▶ [Written exercise]: Reproduce the records below exactly, leaving out any pictures.

········

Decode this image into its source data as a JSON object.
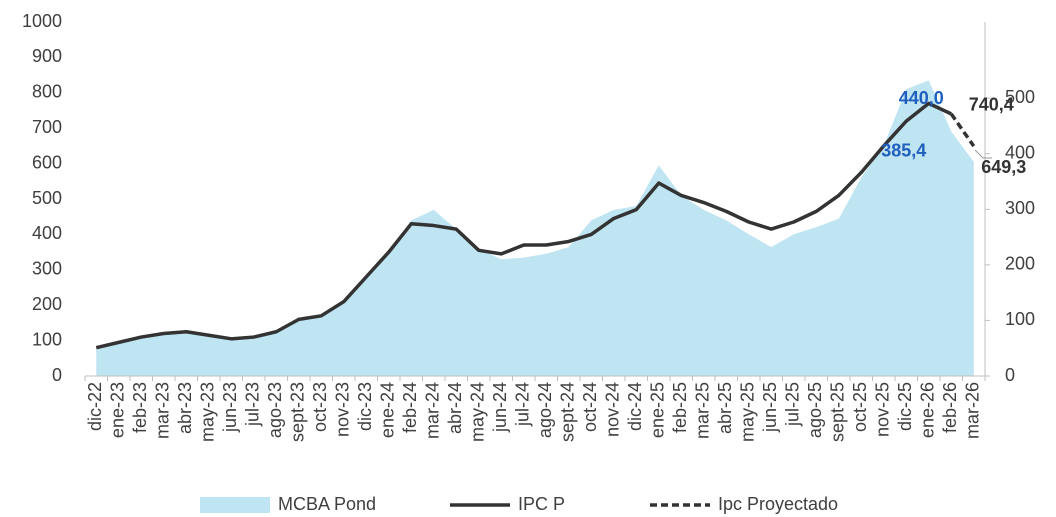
{
  "chart_data": {
    "type": "combo",
    "categories": [
      "dic-22",
      "ene-23",
      "feb-23",
      "mar-23",
      "abr-23",
      "may-23",
      "jun-23",
      "jul-23",
      "ago-23",
      "sept-23",
      "oct-23",
      "nov-23",
      "dic-23",
      "ene-24",
      "feb-24",
      "mar-24",
      "abr-24",
      "may-24",
      "jun-24",
      "jul-24",
      "ago-24",
      "sept-24",
      "oct-24",
      "nov-24",
      "dic-24",
      "ene-25",
      "feb-25",
      "mar-25",
      "abr-25",
      "may-25",
      "jun-25",
      "jul-25",
      "ago-25",
      "sept-25",
      "oct-25",
      "nov-25",
      "dic-25",
      "ene-26",
      "feb-26",
      "mar-26"
    ],
    "series": [
      {
        "name": "MCBA Pond",
        "type": "area",
        "axis": "y2",
        "color": "#bfe4f2",
        "values": [
          51,
          60,
          70,
          76,
          80,
          73,
          67,
          70,
          80,
          102,
          108,
          134,
          178,
          223,
          280,
          299,
          264,
          229,
          210,
          213,
          220,
          232,
          280,
          299,
          306,
          379,
          325,
          299,
          280,
          255,
          232,
          255,
          268,
          283,
          357,
          414,
          516,
          532,
          440,
          385.4
        ],
        "value_labels": [
          null,
          null,
          null,
          null,
          null,
          null,
          null,
          null,
          null,
          null,
          null,
          null,
          null,
          null,
          null,
          null,
          null,
          null,
          null,
          null,
          null,
          null,
          null,
          null,
          null,
          null,
          null,
          null,
          null,
          null,
          null,
          null,
          null,
          null,
          null,
          null,
          null,
          null,
          "440,0",
          "385,4"
        ],
        "label_color": "#1f5fbf"
      },
      {
        "name": "IPC P",
        "type": "line",
        "color": "#333333",
        "values": [
          80,
          95,
          110,
          120,
          125,
          115,
          105,
          110,
          125,
          160,
          170,
          210,
          280,
          350,
          430,
          425,
          415,
          355,
          345,
          370,
          370,
          380,
          400,
          445,
          470,
          545,
          510,
          490,
          465,
          435,
          415,
          435,
          465,
          510,
          575,
          650,
          720,
          770,
          740.4,
          null
        ]
      },
      {
        "name": "Ipc Proyectado",
        "type": "line",
        "dashed": true,
        "color": "#333333",
        "values": [
          null,
          null,
          null,
          null,
          null,
          null,
          null,
          null,
          null,
          null,
          null,
          null,
          null,
          null,
          null,
          null,
          null,
          null,
          null,
          null,
          null,
          null,
          null,
          null,
          null,
          null,
          null,
          null,
          null,
          null,
          null,
          null,
          null,
          null,
          null,
          null,
          null,
          null,
          740.4,
          649.3
        ],
        "value_labels": [
          null,
          null,
          null,
          null,
          null,
          null,
          null,
          null,
          null,
          null,
          null,
          null,
          null,
          null,
          null,
          null,
          null,
          null,
          null,
          null,
          null,
          null,
          null,
          null,
          null,
          null,
          null,
          null,
          null,
          null,
          null,
          null,
          null,
          null,
          null,
          null,
          null,
          null,
          "740,4",
          "649,3"
        ],
        "label_color": "#333333"
      }
    ],
    "ylim": [
      0,
      1000
    ],
    "yticks": [
      0,
      100,
      200,
      300,
      400,
      500,
      600,
      700,
      800,
      900,
      1000
    ],
    "y2lim": [
      0,
      637
    ],
    "y2ticks": [
      0,
      100,
      200,
      300,
      400,
      500
    ],
    "legend": "bottom",
    "grid": false
  }
}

········

▶ [Exercise solution]:
Decode this image into its source data as a JSON object.
{
  "chart_data": {
    "type": "combo",
    "categories": [
      "dic-22",
      "ene-23",
      "feb-23",
      "mar-23",
      "abr-23",
      "may-23",
      "jun-23",
      "jul-23",
      "ago-23",
      "sept-23",
      "oct-23",
      "nov-23",
      "dic-23",
      "ene-24",
      "feb-24",
      "mar-24",
      "abr-24",
      "may-24",
      "jun-24",
      "jul-24",
      "ago-24",
      "sept-24",
      "oct-24",
      "nov-24",
      "dic-24",
      "ene-25",
      "feb-25",
      "mar-25",
      "abr-25",
      "may-25",
      "jun-25",
      "jul-25",
      "ago-25",
      "sept-25",
      "oct-25",
      "nov-25",
      "dic-25",
      "ene-26",
      "feb-26",
      "mar-26"
    ],
    "series": [
      {
        "name": "MCBA Pond",
        "type": "area",
        "axis": "y2",
        "color": "#bfe4f2",
        "values": [
          51,
          60,
          70,
          76,
          80,
          73,
          67,
          70,
          80,
          102,
          108,
          134,
          178,
          223,
          280,
          299,
          264,
          229,
          210,
          213,
          220,
          232,
          280,
          299,
          306,
          379,
          325,
          299,
          280,
          255,
          232,
          255,
          268,
          283,
          357,
          414,
          516,
          532,
          440,
          385.4
        ],
        "value_labels": [
          null,
          null,
          null,
          null,
          null,
          null,
          null,
          null,
          null,
          null,
          null,
          null,
          null,
          null,
          null,
          null,
          null,
          null,
          null,
          null,
          null,
          null,
          null,
          null,
          null,
          null,
          null,
          null,
          null,
          null,
          null,
          null,
          null,
          null,
          null,
          null,
          null,
          null,
          "440,0",
          "385,4"
        ],
        "label_color": "#1f5fbf"
      },
      {
        "name": "IPC P",
        "type": "line",
        "color": "#333333",
        "values": [
          80,
          95,
          110,
          120,
          125,
          115,
          105,
          110,
          125,
          160,
          170,
          210,
          280,
          350,
          430,
          425,
          415,
          355,
          345,
          370,
          370,
          380,
          400,
          445,
          470,
          545,
          510,
          490,
          465,
          435,
          415,
          435,
          465,
          510,
          575,
          650,
          720,
          770,
          740.4,
          null
        ]
      },
      {
        "name": "Ipc Proyectado",
        "type": "line",
        "dashed": true,
        "color": "#333333",
        "values": [
          null,
          null,
          null,
          null,
          null,
          null,
          null,
          null,
          null,
          null,
          null,
          null,
          null,
          null,
          null,
          null,
          null,
          null,
          null,
          null,
          null,
          null,
          null,
          null,
          null,
          null,
          null,
          null,
          null,
          null,
          null,
          null,
          null,
          null,
          null,
          null,
          null,
          null,
          740.4,
          649.3
        ],
        "value_labels": [
          null,
          null,
          null,
          null,
          null,
          null,
          null,
          null,
          null,
          null,
          null,
          null,
          null,
          null,
          null,
          null,
          null,
          null,
          null,
          null,
          null,
          null,
          null,
          null,
          null,
          null,
          null,
          null,
          null,
          null,
          null,
          null,
          null,
          null,
          null,
          null,
          null,
          null,
          "740,4",
          "649,3"
        ],
        "label_color": "#333333"
      }
    ],
    "ylim": [
      0,
      1000
    ],
    "yticks": [
      0,
      100,
      200,
      300,
      400,
      500,
      600,
      700,
      800,
      900,
      1000
    ],
    "y2lim": [
      0,
      637
    ],
    "y2ticks": [
      0,
      100,
      200,
      300,
      400,
      500
    ],
    "legend": "bottom",
    "grid": false
  }
}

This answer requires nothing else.